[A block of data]
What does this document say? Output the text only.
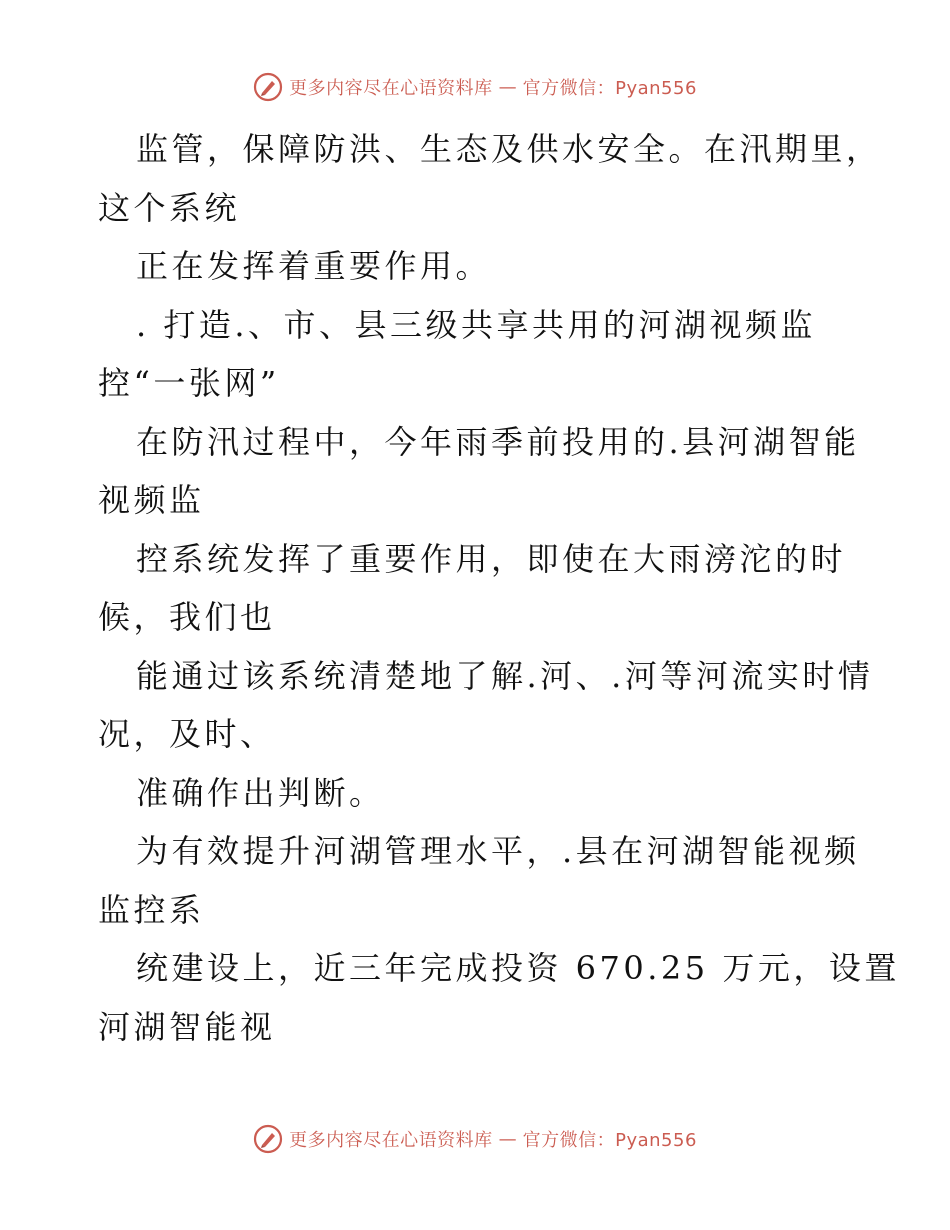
更多内容尽在心语资料库 — 官方微信：Pyan556
监管，保障防洪、生态及供水安全。在汛期里，
这个系统
正在发挥着重要作用。
. 打造.、市、县三级共享共用的河湖视频监
控“一张网”
在防汛过程中，今年雨季前投用的.县河湖智能
视频监
控系统发挥了重要作用，即使在大雨滂沱的时
候，我们也
能通过该系统清楚地了解.河、.河等河流实时情
况，及时、
准确作出判断。
为有效提升河湖管理水平，.县在河湖智能视频
监控系
统建设上，近三年完成投资 670.25 万元，设置
河湖智能视
更多内容尽在心语资料库 — 官方微信：Pyan556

**What to do**
Transcribe the material as is, with images omitted.

**Problem solution**
What does this document say? Output the text only.
更多内容尽在心语资料库 — 官方微信：Pyan556
监管，保障防洪、生态及供水安全。在汛期里，
这个系统
正在发挥着重要作用。
. 打造.、市、县三级共享共用的河湖视频监
控“一张网”
在防汛过程中，今年雨季前投用的.县河湖智能
视频监
控系统发挥了重要作用，即使在大雨滂沱的时
候，我们也
能通过该系统清楚地了解.河、.河等河流实时情
况，及时、
准确作出判断。
为有效提升河湖管理水平，.县在河湖智能视频
监控系
统建设上，近三年完成投资 670.25 万元，设置
河湖智能视
更多内容尽在心语资料库 — 官方微信：Pyan556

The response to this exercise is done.